Written problem: Count the lines containing "intercept". Give the number alone.

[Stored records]
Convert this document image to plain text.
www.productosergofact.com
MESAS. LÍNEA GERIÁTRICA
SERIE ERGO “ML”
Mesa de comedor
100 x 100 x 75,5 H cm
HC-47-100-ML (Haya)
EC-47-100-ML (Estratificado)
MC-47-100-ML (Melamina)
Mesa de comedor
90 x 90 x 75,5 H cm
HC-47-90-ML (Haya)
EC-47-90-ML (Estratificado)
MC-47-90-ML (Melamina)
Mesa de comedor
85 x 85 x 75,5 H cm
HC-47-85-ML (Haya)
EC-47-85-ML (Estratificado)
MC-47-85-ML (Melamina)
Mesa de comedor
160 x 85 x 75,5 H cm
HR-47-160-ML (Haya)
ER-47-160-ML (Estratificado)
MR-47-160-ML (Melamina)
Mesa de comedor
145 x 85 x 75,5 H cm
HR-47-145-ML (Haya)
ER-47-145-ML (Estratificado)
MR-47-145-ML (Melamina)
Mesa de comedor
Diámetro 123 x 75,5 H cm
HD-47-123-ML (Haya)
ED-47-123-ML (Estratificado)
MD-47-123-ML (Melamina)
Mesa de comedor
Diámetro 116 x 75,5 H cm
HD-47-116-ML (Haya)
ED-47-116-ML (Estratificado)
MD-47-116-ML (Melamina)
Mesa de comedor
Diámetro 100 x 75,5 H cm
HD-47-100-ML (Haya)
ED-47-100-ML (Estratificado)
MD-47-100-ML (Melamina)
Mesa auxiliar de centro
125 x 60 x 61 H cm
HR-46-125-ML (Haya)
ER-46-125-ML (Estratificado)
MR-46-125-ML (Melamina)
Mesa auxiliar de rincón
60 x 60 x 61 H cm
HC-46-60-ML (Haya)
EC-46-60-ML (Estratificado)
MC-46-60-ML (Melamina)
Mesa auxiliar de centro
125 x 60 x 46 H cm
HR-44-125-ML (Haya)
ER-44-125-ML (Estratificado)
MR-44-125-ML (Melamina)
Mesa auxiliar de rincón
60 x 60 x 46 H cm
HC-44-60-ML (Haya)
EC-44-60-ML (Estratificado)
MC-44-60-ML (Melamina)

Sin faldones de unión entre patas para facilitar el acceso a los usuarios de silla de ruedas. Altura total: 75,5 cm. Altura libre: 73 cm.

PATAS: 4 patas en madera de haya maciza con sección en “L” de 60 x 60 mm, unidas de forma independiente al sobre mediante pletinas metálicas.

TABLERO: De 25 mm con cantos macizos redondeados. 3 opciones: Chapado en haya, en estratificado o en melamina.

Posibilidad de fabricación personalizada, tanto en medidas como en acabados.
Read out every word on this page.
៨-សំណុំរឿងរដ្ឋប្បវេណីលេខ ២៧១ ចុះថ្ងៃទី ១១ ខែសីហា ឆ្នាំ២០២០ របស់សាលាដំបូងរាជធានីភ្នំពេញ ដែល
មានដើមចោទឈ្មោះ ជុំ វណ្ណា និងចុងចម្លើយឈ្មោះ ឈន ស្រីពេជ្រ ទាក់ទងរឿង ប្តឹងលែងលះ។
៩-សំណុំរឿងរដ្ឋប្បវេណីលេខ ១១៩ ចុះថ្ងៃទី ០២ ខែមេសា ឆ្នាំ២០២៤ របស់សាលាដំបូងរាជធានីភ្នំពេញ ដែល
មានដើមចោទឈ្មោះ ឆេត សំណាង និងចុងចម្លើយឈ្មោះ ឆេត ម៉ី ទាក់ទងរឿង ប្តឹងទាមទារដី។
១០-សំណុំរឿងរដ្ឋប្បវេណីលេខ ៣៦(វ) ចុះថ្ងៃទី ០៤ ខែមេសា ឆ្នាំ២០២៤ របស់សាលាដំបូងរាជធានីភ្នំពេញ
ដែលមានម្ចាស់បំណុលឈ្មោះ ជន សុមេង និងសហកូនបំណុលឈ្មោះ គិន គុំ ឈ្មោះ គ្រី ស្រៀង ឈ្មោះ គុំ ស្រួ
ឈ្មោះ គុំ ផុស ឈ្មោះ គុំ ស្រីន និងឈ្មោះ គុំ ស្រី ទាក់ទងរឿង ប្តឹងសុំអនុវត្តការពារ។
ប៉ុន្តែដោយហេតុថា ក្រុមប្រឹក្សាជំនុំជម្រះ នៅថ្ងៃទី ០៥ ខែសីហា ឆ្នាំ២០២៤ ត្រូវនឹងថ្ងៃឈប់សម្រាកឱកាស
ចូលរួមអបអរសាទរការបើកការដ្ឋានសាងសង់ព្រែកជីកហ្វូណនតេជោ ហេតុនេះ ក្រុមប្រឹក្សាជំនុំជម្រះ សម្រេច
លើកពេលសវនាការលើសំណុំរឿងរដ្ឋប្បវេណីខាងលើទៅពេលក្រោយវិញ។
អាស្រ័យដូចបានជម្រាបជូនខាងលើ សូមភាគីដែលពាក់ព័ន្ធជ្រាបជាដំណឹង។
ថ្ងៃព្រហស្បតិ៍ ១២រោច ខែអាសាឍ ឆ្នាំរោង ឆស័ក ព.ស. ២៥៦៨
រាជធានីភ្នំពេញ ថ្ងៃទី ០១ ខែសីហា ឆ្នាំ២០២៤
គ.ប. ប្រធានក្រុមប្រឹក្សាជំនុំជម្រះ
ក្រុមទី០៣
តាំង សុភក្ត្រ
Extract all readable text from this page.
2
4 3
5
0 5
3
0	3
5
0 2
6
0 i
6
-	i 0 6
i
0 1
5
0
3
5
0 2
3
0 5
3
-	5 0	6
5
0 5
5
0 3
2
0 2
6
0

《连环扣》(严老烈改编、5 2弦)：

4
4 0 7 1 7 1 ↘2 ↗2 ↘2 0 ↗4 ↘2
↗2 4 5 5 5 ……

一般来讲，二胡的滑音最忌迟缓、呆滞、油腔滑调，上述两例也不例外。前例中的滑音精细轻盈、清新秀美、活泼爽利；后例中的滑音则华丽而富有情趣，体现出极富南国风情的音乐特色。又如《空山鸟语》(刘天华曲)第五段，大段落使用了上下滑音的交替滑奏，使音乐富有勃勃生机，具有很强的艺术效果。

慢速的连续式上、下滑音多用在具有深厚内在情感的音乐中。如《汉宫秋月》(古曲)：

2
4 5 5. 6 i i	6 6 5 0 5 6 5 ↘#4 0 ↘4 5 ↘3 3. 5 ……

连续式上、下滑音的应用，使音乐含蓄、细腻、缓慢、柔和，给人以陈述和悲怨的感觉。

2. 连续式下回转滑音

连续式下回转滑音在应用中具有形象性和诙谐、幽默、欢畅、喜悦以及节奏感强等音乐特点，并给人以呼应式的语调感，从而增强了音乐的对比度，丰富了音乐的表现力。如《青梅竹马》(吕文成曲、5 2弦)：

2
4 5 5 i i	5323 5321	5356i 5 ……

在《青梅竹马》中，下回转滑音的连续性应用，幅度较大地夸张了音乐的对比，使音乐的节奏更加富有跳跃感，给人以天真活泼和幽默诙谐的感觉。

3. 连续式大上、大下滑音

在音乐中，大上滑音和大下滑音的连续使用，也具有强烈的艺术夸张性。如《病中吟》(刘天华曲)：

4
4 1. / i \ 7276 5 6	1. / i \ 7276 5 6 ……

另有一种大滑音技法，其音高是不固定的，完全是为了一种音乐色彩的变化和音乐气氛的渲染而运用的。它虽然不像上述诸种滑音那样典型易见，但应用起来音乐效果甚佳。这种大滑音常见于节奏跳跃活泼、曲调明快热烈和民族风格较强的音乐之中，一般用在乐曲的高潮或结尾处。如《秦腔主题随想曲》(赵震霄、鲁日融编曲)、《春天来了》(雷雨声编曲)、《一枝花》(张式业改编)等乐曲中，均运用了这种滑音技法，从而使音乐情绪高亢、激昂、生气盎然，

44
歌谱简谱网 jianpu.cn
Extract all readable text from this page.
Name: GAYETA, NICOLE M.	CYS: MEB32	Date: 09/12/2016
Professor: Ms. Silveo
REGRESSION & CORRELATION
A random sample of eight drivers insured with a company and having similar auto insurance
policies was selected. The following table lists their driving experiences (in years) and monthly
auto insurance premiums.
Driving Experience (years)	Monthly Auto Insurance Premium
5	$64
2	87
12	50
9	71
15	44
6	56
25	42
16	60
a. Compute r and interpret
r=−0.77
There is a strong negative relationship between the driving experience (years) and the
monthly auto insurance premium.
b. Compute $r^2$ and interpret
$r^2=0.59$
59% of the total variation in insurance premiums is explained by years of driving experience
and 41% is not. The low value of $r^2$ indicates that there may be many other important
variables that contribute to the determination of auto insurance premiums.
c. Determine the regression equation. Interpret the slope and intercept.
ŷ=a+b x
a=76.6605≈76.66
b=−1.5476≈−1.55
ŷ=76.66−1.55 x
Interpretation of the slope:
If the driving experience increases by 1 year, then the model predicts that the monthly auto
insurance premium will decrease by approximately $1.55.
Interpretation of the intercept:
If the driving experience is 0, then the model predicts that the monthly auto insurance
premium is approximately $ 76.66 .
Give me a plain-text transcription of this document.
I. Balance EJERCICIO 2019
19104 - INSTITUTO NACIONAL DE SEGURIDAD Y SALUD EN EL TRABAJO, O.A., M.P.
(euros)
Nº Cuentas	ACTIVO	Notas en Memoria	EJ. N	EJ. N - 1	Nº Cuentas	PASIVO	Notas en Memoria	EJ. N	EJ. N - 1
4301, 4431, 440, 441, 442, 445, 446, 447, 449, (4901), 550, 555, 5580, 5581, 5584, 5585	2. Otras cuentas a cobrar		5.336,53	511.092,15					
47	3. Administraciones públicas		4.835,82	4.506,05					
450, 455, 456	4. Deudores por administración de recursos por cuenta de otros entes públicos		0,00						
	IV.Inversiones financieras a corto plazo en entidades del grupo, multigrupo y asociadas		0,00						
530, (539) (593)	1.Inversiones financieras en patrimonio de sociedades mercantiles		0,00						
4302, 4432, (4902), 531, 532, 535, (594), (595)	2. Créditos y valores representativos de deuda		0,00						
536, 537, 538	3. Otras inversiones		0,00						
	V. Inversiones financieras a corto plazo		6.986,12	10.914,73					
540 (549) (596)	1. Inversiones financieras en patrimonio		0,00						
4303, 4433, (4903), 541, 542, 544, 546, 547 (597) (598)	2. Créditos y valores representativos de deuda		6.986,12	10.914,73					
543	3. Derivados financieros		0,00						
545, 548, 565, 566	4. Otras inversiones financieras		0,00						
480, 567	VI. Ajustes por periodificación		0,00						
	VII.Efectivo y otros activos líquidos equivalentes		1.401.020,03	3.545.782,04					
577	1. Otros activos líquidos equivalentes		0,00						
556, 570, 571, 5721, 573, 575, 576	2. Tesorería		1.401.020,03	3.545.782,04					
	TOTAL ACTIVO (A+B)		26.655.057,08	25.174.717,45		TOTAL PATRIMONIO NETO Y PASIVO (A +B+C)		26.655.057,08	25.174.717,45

Output of the task: 2